• Required work:
Skip the pictures and quote all of the lines exactly.

━━━ Listing ━━━

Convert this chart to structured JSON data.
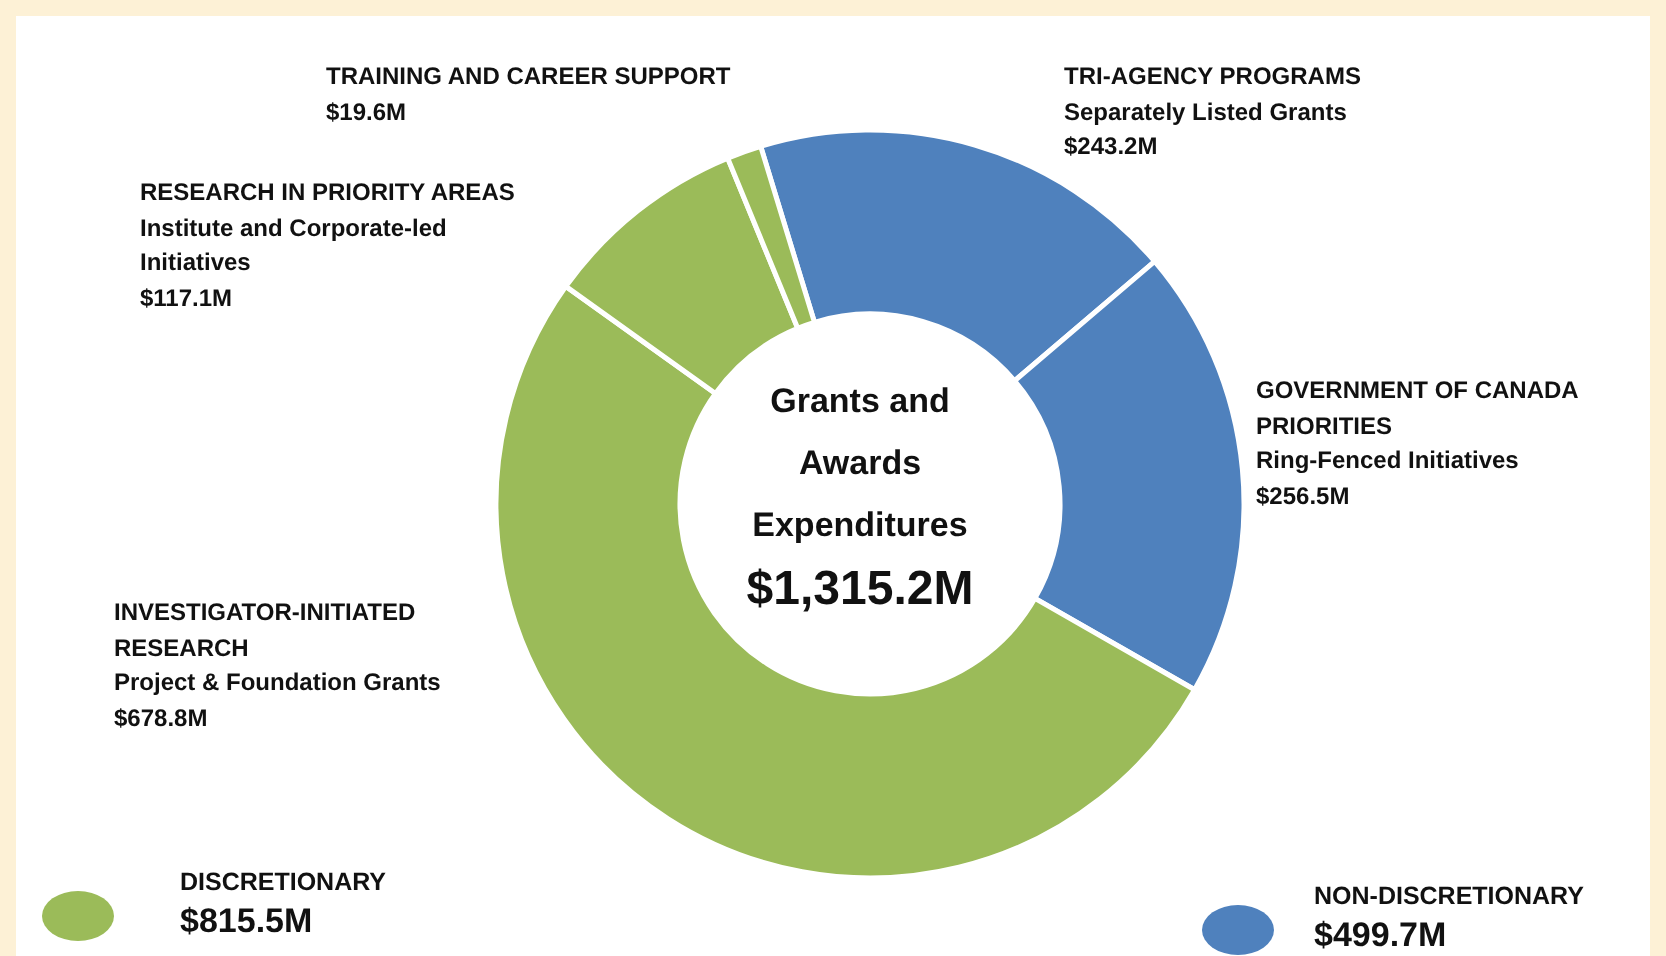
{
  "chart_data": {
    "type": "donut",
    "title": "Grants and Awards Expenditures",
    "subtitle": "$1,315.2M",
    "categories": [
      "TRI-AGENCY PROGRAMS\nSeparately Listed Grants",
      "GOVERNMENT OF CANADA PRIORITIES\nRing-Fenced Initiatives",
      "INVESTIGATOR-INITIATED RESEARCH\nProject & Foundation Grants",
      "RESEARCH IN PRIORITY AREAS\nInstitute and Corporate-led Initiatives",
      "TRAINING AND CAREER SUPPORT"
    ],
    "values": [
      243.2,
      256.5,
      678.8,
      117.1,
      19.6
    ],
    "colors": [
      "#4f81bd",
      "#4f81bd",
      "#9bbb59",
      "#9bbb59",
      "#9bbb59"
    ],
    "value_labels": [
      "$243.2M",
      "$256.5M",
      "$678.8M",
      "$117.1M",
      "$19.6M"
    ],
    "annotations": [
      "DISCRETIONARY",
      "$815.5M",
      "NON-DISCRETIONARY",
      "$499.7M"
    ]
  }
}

━━━

• Task solution:
Convert this chart to structured JSON data.
{
  "chart_data": {
    "type": "donut",
    "title": "Grants and Awards Expenditures",
    "subtitle": "$1,315.2M",
    "categories": [
      "TRI-AGENCY PROGRAMS\nSeparately Listed Grants",
      "GOVERNMENT OF CANADA PRIORITIES\nRing-Fenced Initiatives",
      "INVESTIGATOR-INITIATED RESEARCH\nProject & Foundation Grants",
      "RESEARCH IN PRIORITY AREAS\nInstitute and Corporate-led Initiatives",
      "TRAINING AND CAREER SUPPORT"
    ],
    "values": [
      243.2,
      256.5,
      678.8,
      117.1,
      19.6
    ],
    "colors": [
      "#4f81bd",
      "#4f81bd",
      "#9bbb59",
      "#9bbb59",
      "#9bbb59"
    ],
    "value_labels": [
      "$243.2M",
      "$256.5M",
      "$678.8M",
      "$117.1M",
      "$19.6M"
    ],
    "annotations": [
      "DISCRETIONARY",
      "$815.5M",
      "NON-DISCRETIONARY",
      "$499.7M"
    ]
  }
}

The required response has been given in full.